-- THE PROBLEM --
Copy out every line that contains "della".

-- Data listing --

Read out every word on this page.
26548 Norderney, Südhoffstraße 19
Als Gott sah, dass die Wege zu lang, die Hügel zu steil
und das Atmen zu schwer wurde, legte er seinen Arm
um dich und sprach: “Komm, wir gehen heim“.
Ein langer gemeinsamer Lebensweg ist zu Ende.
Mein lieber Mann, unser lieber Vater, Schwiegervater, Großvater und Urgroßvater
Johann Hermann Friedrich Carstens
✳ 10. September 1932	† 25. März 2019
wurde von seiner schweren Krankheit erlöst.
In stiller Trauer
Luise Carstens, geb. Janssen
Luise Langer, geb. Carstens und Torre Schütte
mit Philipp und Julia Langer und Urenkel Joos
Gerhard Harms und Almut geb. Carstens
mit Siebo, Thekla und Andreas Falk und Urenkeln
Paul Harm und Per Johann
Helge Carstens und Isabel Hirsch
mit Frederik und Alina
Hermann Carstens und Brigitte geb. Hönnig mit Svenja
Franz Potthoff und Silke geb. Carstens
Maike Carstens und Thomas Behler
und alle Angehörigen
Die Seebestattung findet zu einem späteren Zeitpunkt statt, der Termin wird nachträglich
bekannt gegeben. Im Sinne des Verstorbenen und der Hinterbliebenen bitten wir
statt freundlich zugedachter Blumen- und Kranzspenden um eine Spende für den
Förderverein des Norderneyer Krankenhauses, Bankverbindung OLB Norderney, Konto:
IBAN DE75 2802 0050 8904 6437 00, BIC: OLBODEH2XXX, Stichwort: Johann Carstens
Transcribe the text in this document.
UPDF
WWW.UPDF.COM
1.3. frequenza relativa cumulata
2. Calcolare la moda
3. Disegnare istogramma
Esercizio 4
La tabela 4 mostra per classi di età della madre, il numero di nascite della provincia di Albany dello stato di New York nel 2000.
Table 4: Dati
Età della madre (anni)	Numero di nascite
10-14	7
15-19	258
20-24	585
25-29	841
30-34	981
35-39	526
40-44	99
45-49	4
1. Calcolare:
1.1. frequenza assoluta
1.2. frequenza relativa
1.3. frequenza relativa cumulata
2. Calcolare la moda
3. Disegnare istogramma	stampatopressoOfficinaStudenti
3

-- ANSWER TO THIS PROBLEM --
La tabela 4 mostra per classi di età della madre, il numero di nascite della provincia di Albany dello stato di New York nel 2000.
Età della madre (anni)	Numero di nascite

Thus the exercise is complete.